===== The input =====

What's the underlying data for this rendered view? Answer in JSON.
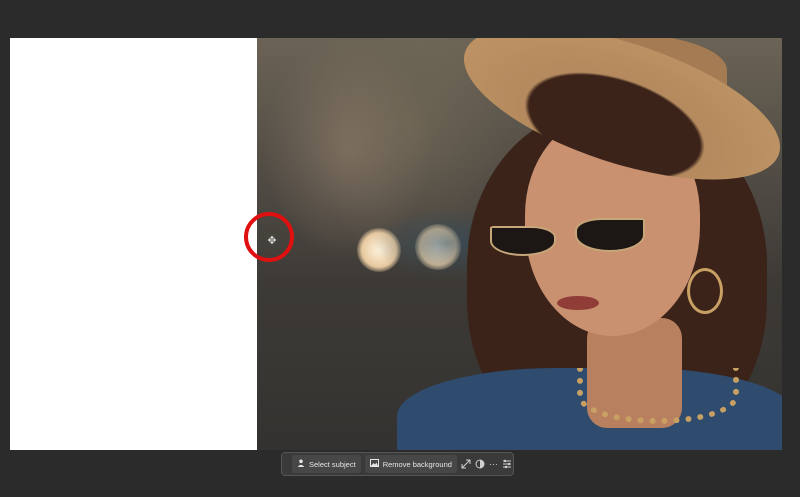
{
  "toolbar": {
    "select_subject_label": "Select subject",
    "remove_background_label": "Remove background",
    "more_label": "···"
  },
  "icons": {
    "select_subject": "person-icon",
    "remove_background": "image-icon",
    "transform": "transform-icon",
    "adjust": "circle-half-icon",
    "more": "more-icon",
    "settings": "sliders-icon"
  },
  "colors": {
    "workspace_bg": "#2b2b2b",
    "highlight_ring": "#e01010",
    "taskbar_bg": "#3a3a3a"
  }
}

=====

* Request
Write the listing above out again exactly, dropping each image.

* Result of this task
What's the underlying data for this rendered view? Answer in JSON.
{
  "toolbar": {
    "select_subject_label": "Select subject",
    "remove_background_label": "Remove background",
    "more_label": "···"
  },
  "icons": {
    "select_subject": "person-icon",
    "remove_background": "image-icon",
    "transform": "transform-icon",
    "adjust": "circle-half-icon",
    "more": "more-icon",
    "settings": "sliders-icon"
  },
  "colors": {
    "workspace_bg": "#2b2b2b",
    "highlight_ring": "#e01010",
    "taskbar_bg": "#3a3a3a"
  }
}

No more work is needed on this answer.